→ Required work
Count the lines of the records that contain the word "digitizer" and give only that number.

→ Data listing
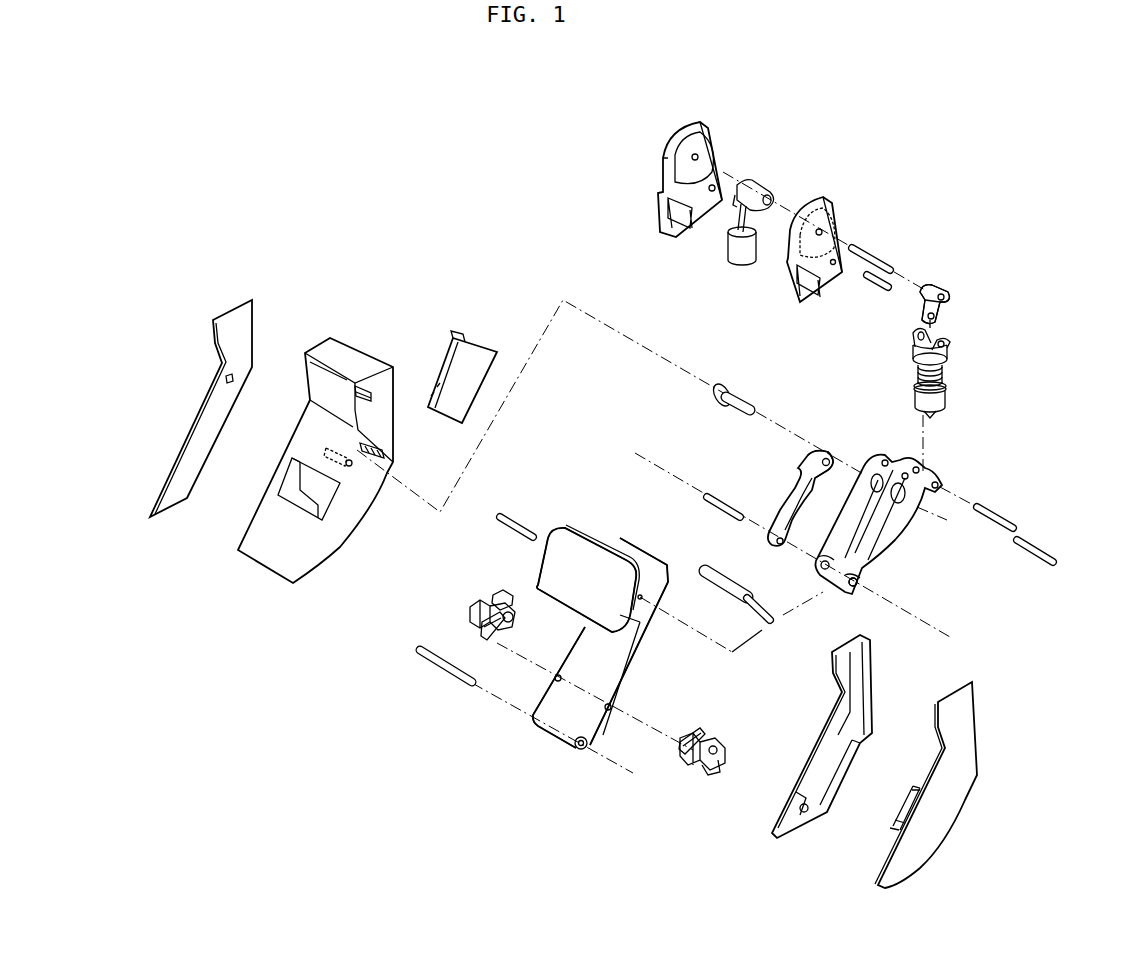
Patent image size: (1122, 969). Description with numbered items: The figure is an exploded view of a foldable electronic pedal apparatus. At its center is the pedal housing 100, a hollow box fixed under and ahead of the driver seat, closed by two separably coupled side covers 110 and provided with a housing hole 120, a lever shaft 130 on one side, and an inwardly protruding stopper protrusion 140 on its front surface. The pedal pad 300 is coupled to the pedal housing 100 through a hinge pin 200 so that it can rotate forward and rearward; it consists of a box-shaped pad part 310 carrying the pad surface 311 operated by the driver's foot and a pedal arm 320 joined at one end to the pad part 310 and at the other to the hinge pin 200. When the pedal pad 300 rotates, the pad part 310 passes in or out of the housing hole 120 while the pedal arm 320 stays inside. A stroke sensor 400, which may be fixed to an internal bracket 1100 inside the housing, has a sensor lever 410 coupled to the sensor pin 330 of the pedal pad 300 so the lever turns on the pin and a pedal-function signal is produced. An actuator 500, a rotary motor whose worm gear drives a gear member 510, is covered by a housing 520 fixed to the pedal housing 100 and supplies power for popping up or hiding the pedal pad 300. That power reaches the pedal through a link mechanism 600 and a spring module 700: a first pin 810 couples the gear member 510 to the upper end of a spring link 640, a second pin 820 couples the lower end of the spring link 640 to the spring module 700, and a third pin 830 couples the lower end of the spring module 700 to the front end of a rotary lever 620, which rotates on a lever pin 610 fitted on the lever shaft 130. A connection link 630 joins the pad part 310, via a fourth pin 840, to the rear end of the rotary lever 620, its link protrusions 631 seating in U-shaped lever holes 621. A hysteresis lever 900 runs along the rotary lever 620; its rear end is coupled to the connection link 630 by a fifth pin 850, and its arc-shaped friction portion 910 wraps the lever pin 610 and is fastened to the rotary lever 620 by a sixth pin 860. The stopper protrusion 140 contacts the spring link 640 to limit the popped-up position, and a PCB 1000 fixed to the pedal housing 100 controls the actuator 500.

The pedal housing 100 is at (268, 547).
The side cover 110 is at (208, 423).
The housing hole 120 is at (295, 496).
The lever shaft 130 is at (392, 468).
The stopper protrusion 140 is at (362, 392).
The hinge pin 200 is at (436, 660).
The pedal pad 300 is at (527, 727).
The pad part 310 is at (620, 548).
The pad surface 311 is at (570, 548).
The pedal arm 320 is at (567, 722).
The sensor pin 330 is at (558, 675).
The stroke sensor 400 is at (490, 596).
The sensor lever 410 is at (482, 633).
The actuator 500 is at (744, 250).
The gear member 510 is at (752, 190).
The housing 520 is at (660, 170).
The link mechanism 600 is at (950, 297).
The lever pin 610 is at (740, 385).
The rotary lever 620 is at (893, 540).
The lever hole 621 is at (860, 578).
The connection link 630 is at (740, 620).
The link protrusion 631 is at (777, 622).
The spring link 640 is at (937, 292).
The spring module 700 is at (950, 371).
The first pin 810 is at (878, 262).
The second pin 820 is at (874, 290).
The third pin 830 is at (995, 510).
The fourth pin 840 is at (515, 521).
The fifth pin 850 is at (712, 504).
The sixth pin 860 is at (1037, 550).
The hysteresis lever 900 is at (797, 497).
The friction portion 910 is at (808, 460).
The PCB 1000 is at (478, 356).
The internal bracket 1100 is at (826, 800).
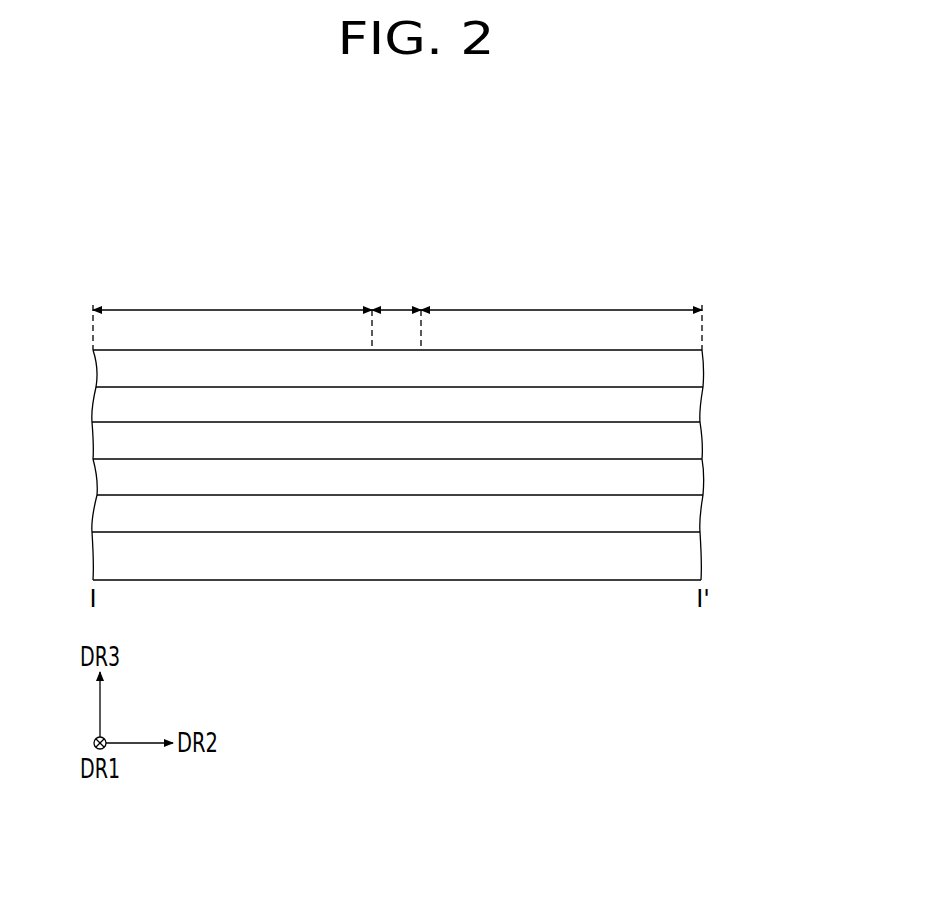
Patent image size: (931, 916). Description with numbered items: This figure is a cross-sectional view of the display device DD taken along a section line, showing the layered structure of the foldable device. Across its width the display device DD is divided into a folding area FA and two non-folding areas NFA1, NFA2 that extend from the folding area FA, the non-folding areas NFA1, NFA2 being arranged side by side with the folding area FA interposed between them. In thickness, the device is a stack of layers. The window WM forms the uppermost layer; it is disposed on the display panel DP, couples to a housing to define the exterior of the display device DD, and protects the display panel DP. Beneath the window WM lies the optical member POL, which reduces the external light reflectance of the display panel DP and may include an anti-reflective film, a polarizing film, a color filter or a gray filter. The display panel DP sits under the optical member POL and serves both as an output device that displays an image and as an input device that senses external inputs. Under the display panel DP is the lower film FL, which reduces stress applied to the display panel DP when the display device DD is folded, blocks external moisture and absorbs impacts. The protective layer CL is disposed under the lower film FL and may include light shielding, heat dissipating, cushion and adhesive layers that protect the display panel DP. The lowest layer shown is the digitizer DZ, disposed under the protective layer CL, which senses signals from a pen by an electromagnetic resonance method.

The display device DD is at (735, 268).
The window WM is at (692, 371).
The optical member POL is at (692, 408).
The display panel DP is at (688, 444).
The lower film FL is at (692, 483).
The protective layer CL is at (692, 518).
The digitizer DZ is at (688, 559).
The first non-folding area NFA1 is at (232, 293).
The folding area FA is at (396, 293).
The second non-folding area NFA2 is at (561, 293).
---
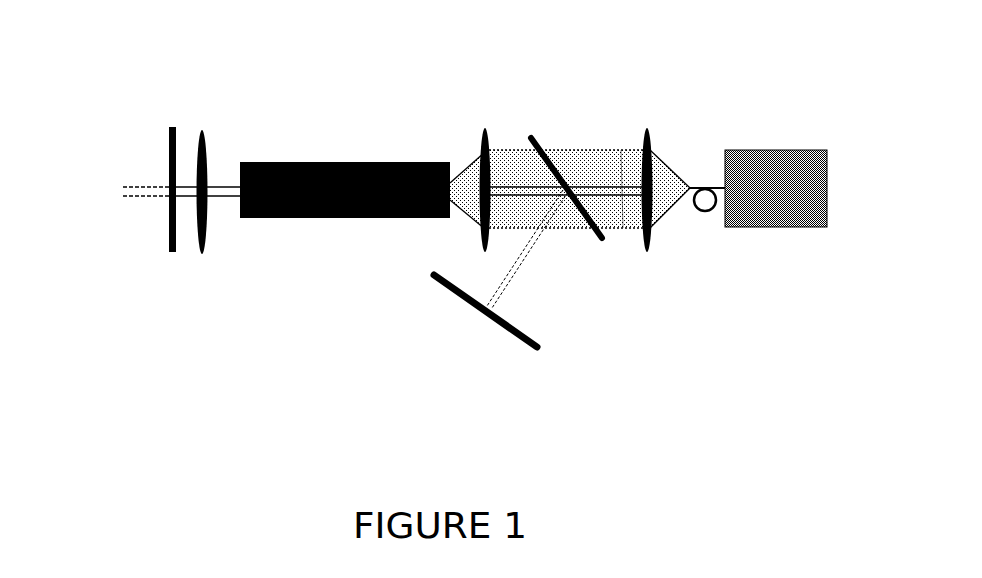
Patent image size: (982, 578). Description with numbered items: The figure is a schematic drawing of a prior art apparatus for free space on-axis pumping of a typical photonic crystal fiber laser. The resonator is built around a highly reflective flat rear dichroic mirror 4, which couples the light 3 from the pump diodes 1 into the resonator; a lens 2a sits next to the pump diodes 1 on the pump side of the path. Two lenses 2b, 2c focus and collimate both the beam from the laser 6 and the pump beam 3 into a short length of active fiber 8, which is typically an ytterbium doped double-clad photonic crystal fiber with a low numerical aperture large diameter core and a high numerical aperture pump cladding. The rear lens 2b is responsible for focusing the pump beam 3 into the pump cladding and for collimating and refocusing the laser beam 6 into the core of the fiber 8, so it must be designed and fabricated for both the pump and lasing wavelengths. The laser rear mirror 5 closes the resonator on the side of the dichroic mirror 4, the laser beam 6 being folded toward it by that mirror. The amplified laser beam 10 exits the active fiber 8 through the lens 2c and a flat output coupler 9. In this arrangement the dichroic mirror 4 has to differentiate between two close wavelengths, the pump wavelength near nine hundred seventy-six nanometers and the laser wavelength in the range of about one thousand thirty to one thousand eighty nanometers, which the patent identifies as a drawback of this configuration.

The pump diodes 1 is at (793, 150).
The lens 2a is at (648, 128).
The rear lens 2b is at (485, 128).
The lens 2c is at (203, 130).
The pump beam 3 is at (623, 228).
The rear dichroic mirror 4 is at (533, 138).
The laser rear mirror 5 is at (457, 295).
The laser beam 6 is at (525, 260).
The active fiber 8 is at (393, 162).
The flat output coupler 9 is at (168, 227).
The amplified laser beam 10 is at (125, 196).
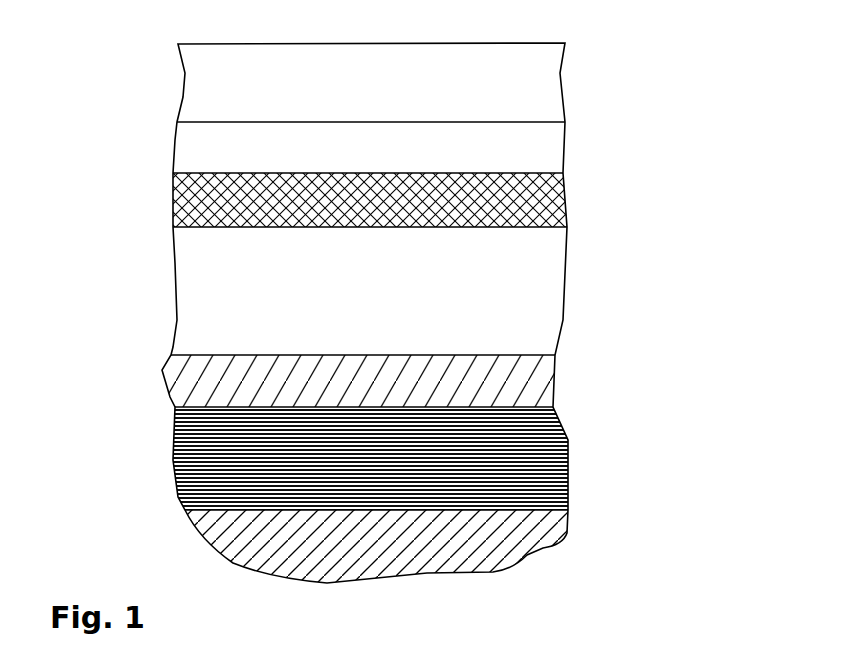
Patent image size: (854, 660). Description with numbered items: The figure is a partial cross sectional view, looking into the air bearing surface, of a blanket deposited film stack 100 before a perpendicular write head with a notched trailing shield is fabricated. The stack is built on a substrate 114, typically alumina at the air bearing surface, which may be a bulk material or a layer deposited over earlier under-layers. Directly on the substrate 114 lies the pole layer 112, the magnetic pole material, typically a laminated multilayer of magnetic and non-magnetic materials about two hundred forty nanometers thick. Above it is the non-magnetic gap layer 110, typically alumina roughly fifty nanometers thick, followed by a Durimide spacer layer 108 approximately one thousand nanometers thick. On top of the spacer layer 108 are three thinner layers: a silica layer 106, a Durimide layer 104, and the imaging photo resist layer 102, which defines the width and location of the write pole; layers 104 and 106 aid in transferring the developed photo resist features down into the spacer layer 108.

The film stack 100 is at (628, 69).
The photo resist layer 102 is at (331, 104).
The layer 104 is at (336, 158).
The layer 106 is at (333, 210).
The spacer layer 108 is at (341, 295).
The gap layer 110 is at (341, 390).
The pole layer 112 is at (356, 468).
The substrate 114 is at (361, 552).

→ The result
2